* _Supplied information_
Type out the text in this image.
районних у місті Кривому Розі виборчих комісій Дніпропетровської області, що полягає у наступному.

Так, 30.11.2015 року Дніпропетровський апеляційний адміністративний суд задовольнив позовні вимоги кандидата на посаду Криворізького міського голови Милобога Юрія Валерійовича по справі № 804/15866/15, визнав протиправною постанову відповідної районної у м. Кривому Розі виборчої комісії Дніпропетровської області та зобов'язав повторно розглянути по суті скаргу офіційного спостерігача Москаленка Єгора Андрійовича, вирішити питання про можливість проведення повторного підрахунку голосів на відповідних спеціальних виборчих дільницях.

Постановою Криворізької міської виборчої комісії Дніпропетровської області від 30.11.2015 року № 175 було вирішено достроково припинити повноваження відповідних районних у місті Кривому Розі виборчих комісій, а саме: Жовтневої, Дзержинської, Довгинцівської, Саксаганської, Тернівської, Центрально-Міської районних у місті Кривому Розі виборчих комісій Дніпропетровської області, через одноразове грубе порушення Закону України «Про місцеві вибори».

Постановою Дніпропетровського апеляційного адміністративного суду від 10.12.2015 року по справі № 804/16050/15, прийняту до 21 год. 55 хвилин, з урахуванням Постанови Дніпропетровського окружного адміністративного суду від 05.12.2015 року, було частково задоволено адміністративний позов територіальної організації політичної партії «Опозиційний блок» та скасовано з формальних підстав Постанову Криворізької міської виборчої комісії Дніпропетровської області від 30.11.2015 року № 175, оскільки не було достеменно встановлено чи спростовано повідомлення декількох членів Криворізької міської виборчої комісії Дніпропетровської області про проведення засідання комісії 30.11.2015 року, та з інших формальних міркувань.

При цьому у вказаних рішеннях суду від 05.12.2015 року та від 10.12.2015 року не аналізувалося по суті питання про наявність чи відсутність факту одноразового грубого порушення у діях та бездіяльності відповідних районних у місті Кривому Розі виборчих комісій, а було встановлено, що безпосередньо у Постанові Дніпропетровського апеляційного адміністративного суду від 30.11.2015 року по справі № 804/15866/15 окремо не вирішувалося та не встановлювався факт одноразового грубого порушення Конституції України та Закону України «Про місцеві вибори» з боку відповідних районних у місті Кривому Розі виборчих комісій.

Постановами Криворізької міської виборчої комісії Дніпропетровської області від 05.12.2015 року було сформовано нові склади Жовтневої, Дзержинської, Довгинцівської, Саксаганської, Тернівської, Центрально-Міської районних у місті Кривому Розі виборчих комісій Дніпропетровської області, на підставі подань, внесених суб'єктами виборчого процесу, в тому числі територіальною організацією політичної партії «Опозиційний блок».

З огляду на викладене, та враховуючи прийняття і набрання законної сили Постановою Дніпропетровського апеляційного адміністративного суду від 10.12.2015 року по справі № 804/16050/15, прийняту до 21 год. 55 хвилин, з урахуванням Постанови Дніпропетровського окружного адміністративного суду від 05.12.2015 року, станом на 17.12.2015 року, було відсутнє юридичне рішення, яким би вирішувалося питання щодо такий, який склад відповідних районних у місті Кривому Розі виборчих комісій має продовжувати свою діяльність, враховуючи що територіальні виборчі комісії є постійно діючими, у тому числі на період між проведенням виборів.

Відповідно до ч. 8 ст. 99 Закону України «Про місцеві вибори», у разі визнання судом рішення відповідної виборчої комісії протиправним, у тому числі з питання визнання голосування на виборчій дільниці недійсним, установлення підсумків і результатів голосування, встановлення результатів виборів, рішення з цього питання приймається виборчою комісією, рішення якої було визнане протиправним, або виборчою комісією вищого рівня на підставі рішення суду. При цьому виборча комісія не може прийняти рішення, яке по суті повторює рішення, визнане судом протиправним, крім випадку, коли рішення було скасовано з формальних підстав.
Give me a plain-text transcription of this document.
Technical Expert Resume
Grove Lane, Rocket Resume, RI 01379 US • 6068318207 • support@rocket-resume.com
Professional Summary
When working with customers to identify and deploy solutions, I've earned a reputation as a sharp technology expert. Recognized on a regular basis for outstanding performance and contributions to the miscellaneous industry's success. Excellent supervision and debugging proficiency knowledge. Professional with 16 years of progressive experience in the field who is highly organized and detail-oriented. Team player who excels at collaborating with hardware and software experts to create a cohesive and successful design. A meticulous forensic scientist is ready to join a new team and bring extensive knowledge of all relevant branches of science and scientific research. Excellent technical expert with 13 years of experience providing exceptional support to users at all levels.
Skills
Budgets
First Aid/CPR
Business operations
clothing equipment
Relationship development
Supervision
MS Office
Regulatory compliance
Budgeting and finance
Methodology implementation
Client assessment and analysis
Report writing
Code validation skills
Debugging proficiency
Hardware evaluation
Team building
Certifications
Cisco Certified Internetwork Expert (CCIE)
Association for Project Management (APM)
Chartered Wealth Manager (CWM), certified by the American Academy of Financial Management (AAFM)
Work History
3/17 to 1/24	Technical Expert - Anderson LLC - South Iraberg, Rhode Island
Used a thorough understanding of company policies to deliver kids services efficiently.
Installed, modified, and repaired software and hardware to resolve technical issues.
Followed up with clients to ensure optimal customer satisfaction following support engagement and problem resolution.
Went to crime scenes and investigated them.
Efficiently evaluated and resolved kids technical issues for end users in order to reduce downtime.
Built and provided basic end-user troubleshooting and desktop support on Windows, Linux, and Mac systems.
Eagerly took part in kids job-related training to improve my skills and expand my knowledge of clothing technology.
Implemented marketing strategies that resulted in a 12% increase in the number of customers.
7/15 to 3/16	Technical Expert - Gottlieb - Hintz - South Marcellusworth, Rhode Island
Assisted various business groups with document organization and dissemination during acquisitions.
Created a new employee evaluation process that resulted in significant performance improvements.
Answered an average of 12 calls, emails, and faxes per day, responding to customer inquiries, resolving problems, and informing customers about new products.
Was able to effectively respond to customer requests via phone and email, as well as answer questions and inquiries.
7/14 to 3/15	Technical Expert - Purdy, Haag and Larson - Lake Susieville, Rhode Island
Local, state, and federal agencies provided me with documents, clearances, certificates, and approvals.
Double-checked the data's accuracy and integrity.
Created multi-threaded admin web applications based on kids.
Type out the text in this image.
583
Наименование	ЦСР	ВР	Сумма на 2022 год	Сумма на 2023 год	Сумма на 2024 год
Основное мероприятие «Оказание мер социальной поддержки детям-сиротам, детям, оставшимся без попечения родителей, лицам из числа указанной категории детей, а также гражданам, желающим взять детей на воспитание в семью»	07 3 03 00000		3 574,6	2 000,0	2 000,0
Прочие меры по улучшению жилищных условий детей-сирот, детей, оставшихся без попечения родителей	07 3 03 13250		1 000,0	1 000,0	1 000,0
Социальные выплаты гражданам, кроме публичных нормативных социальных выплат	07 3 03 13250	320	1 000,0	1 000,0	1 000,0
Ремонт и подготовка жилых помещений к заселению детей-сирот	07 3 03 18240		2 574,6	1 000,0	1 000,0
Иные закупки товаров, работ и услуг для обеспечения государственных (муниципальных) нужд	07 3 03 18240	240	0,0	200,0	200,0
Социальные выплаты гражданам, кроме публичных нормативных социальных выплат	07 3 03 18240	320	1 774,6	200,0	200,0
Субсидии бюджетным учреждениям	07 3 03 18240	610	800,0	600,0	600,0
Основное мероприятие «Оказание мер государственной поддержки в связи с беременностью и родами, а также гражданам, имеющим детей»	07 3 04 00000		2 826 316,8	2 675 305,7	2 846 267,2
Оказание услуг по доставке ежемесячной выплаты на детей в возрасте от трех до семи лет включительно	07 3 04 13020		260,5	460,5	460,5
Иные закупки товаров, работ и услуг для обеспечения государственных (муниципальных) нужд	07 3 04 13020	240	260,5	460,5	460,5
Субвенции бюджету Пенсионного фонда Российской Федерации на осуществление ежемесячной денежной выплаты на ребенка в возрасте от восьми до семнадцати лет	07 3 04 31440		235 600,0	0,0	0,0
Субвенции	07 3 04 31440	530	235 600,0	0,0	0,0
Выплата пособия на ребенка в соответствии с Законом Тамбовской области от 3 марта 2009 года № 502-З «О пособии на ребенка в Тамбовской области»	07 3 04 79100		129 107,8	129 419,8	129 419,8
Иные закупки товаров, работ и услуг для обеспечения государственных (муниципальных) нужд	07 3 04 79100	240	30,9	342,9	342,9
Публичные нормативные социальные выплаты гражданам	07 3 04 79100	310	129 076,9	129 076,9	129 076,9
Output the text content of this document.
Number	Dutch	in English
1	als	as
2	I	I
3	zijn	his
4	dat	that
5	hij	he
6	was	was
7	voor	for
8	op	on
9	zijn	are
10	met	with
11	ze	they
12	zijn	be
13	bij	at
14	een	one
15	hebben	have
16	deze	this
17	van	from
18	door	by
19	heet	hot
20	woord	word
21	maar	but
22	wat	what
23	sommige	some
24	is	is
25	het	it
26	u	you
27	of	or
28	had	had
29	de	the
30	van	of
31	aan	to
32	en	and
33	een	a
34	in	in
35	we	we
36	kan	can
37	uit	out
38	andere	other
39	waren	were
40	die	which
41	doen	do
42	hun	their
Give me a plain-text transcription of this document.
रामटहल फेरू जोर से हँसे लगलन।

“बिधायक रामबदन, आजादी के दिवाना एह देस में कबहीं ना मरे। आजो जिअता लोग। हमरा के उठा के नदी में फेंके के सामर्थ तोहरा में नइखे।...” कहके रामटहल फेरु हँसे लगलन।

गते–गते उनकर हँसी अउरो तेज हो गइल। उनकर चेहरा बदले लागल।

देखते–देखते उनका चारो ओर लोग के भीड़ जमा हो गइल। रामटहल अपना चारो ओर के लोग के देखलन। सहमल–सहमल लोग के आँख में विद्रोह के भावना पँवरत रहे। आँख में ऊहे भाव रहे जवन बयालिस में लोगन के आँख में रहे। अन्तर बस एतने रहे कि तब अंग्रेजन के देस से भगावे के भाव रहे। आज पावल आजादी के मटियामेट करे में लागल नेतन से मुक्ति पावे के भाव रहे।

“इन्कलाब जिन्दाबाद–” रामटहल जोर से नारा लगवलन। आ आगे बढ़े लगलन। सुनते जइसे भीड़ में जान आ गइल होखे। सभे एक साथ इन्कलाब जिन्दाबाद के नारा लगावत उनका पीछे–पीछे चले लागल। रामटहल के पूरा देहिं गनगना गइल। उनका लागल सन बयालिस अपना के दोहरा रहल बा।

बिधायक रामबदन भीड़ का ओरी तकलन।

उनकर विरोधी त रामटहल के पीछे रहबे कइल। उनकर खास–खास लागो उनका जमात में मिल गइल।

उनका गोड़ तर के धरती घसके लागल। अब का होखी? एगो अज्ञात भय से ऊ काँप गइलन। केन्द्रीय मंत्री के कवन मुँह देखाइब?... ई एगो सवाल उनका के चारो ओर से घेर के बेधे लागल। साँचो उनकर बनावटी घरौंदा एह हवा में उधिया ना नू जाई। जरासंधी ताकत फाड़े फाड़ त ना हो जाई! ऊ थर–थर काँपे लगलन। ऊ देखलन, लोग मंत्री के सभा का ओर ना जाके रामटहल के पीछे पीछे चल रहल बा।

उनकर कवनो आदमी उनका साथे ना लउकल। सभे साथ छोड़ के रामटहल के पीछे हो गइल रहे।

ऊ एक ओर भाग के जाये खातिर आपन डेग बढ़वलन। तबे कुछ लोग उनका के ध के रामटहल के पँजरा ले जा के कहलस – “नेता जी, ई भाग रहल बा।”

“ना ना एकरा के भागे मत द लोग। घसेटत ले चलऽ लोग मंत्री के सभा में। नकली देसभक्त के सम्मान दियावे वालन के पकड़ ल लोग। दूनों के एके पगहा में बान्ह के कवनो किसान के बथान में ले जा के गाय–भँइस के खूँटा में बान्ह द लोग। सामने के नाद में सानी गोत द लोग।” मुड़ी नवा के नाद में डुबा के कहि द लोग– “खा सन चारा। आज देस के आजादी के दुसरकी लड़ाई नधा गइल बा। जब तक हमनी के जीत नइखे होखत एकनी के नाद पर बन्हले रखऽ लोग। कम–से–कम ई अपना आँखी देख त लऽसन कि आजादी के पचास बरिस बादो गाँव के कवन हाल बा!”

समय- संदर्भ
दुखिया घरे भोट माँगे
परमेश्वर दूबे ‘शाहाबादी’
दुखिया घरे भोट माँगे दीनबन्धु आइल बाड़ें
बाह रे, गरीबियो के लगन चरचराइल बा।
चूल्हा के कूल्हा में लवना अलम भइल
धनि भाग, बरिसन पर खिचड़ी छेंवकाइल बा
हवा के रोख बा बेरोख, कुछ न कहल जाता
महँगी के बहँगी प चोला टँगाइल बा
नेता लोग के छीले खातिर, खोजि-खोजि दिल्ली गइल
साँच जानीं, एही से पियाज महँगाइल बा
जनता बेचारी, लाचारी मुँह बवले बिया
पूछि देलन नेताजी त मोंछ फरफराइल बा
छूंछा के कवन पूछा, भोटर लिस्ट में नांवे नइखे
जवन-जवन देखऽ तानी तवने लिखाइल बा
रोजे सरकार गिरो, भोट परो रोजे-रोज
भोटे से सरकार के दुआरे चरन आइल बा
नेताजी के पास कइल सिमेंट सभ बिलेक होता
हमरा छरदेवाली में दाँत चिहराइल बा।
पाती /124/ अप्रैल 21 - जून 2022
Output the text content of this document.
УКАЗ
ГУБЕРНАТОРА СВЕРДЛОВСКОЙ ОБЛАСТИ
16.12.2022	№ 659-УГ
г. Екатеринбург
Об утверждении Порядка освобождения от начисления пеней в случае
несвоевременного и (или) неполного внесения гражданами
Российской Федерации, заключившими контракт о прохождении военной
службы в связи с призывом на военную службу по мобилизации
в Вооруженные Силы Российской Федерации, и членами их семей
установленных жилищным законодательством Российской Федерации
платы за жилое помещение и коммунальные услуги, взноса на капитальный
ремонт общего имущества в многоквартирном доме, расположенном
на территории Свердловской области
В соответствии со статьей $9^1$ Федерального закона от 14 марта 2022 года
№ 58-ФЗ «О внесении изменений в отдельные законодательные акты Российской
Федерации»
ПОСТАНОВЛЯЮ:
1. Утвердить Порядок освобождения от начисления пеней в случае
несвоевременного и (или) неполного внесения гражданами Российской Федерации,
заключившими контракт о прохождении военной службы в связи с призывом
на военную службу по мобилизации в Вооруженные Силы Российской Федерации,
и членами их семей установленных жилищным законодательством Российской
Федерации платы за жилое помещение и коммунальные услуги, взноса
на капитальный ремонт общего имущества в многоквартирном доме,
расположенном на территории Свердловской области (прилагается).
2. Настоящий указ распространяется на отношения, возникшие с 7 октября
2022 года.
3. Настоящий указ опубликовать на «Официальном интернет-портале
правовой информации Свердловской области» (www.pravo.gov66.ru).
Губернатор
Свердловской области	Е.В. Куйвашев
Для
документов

* _What is needed_
Report all lines of the data that include the word "публичных".

* _Right answer_
Социальные выплаты гражданам, кроме публичных нормативных социальных выплат	07 3 03 13250	320	1 000,0	1 000,0	1 000,0
Социальные выплаты гражданам, кроме публичных нормативных социальных выплат	07 3 03 18240	320	1 774,6	200,0	200,0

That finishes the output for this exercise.